Repeat the listing in full, word for word.

=== Supplied entries ===

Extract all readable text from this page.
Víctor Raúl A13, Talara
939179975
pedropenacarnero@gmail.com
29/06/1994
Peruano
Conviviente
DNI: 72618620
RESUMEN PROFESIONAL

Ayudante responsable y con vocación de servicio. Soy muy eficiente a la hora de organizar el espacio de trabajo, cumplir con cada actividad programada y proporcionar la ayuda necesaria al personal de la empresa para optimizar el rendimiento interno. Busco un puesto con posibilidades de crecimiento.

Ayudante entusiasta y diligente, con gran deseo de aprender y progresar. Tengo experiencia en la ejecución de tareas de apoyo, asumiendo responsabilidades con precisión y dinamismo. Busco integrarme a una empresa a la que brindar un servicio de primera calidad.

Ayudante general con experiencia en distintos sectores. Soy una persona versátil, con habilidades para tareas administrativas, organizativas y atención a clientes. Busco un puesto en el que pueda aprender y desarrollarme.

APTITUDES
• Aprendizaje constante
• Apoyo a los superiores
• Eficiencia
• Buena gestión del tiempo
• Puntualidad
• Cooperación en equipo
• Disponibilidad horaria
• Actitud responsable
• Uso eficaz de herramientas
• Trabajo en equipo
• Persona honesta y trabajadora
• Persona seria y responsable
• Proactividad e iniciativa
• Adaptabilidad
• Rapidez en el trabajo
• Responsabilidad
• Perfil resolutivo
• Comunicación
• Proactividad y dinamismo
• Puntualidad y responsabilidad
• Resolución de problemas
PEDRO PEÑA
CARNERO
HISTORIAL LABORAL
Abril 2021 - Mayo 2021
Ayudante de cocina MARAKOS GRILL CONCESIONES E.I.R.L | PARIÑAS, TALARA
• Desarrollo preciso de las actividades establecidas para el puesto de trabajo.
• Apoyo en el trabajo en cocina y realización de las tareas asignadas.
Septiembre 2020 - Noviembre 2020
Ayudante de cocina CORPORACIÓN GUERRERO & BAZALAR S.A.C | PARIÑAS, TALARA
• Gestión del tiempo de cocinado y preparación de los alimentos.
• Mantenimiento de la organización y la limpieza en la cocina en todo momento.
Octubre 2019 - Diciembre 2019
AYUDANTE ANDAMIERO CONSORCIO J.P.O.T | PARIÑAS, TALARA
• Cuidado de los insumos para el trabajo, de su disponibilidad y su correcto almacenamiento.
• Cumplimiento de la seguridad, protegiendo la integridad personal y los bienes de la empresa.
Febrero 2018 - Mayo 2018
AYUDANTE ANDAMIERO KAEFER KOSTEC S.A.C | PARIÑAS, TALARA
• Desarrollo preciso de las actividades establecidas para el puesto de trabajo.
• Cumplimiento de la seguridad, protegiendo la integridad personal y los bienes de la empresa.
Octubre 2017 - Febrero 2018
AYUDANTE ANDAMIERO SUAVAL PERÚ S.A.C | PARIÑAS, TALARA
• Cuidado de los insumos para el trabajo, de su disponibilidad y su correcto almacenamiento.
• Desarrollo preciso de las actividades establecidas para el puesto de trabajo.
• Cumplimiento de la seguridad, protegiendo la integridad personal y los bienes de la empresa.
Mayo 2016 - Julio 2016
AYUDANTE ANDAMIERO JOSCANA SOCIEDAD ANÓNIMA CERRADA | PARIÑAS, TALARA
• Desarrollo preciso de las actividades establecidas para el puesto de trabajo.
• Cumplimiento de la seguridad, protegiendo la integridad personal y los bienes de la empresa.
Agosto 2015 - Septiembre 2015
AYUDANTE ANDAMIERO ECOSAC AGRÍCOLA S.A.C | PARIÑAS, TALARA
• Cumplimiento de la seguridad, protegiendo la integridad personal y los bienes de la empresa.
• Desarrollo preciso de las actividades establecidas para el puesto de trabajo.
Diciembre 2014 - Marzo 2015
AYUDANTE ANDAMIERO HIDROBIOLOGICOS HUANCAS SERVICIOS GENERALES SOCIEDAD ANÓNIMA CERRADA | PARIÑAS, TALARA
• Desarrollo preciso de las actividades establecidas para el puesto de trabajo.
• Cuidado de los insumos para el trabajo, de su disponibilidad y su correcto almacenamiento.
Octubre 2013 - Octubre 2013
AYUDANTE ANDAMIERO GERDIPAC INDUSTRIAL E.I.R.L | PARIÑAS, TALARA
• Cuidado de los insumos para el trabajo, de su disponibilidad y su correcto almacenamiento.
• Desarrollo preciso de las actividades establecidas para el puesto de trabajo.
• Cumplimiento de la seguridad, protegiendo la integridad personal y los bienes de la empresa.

===

▶ [The answer]
Extract all readable text from this page.
Víctor Raúl A13, Talara
939179975
pedropenacarnero@gmail.com
29/06/1994
Peruano
Conviviente
DNI: 72618620
RESUMEN PROFESIONAL

Ayudante responsable y con vocación de servicio. Soy muy eficiente a la hora de organizar el espacio de trabajo, cumplir con cada actividad programada y proporcionar la ayuda necesaria al personal de la empresa para optimizar el rendimiento interno. Busco un puesto con posibilidades de crecimiento.

Ayudante entusiasta y diligente, con gran deseo de aprender y progresar. Tengo experiencia en la ejecución de tareas de apoyo, asumiendo responsabilidades con precisión y dinamismo. Busco integrarme a una empresa a la que brindar un servicio de primera calidad.

Ayudante general con experiencia en distintos sectores. Soy una persona versátil, con habilidades para tareas administrativas, organizativas y atención a clientes. Busco un puesto en el que pueda aprender y desarrollarme.

APTITUDES
• Aprendizaje constante
• Apoyo a los superiores
• Eficiencia
• Buena gestión del tiempo
• Puntualidad
• Cooperación en equipo
• Disponibilidad horaria
• Actitud responsable
• Uso eficaz de herramientas
• Trabajo en equipo
• Persona honesta y trabajadora
• Persona seria y responsable
• Proactividad e iniciativa
• Adaptabilidad
• Rapidez en el trabajo
• Responsabilidad
• Perfil resolutivo
• Comunicación
• Proactividad y dinamismo
• Puntualidad y responsabilidad
• Resolución de problemas
PEDRO PEÑA
CARNERO
HISTORIAL LABORAL
Abril 2021 - Mayo 2021
Ayudante de cocina MARAKOS GRILL CONCESIONES E.I.R.L | PARIÑAS, TALARA
• Desarrollo preciso de las actividades establecidas para el puesto de trabajo.
• Apoyo en el trabajo en cocina y realización de las tareas asignadas.
Septiembre 2020 - Noviembre 2020
Ayudante de cocina CORPORACIÓN GUERRERO & BAZALAR S.A.C | PARIÑAS, TALARA
• Gestión del tiempo de cocinado y preparación de los alimentos.
• Mantenimiento de la organización y la limpieza en la cocina en todo momento.
Octubre 2019 - Diciembre 2019
AYUDANTE ANDAMIERO CONSORCIO J.P.O.T | PARIÑAS, TALARA
• Cuidado de los insumos para el trabajo, de su disponibilidad y su correcto almacenamiento.
• Cumplimiento de la seguridad, protegiendo la integridad personal y los bienes de la empresa.
Febrero 2018 - Mayo 2018
AYUDANTE ANDAMIERO KAEFER KOSTEC S.A.C | PARIÑAS, TALARA
• Desarrollo preciso de las actividades establecidas para el puesto de trabajo.
• Cumplimiento de la seguridad, protegiendo la integridad personal y los bienes de la empresa.
Octubre 2017 - Febrero 2018
AYUDANTE ANDAMIERO SUAVAL PERÚ S.A.C | PARIÑAS, TALARA
• Cuidado de los insumos para el trabajo, de su disponibilidad y su correcto almacenamiento.
• Desarrollo preciso de las actividades establecidas para el puesto de trabajo.
• Cumplimiento de la seguridad, protegiendo la integridad personal y los bienes de la empresa.
Mayo 2016 - Julio 2016
AYUDANTE ANDAMIERO JOSCANA SOCIEDAD ANÓNIMA CERRADA | PARIÑAS, TALARA
• Desarrollo preciso de las actividades establecidas para el puesto de trabajo.
• Cumplimiento de la seguridad, protegiendo la integridad personal y los bienes de la empresa.
Agosto 2015 - Septiembre 2015
AYUDANTE ANDAMIERO ECOSAC AGRÍCOLA S.A.C | PARIÑAS, TALARA
• Cumplimiento de la seguridad, protegiendo la integridad personal y los bienes de la empresa.
• Desarrollo preciso de las actividades establecidas para el puesto de trabajo.
Diciembre 2014 - Marzo 2015
AYUDANTE ANDAMIERO HIDROBIOLOGICOS HUANCAS SERVICIOS GENERALES SOCIEDAD ANÓNIMA CERRADA | PARIÑAS, TALARA
• Desarrollo preciso de las actividades establecidas para el puesto de trabajo.
• Cuidado de los insumos para el trabajo, de su disponibilidad y su correcto almacenamiento.
Octubre 2013 - Octubre 2013
AYUDANTE ANDAMIERO GERDIPAC INDUSTRIAL E.I.R.L | PARIÑAS, TALARA
• Cuidado de los insumos para el trabajo, de su disponibilidad y su correcto almacenamiento.
• Desarrollo preciso de las actividades establecidas para el puesto de trabajo.
• Cumplimiento de la seguridad, protegiendo la integridad personal y los bienes de la empresa.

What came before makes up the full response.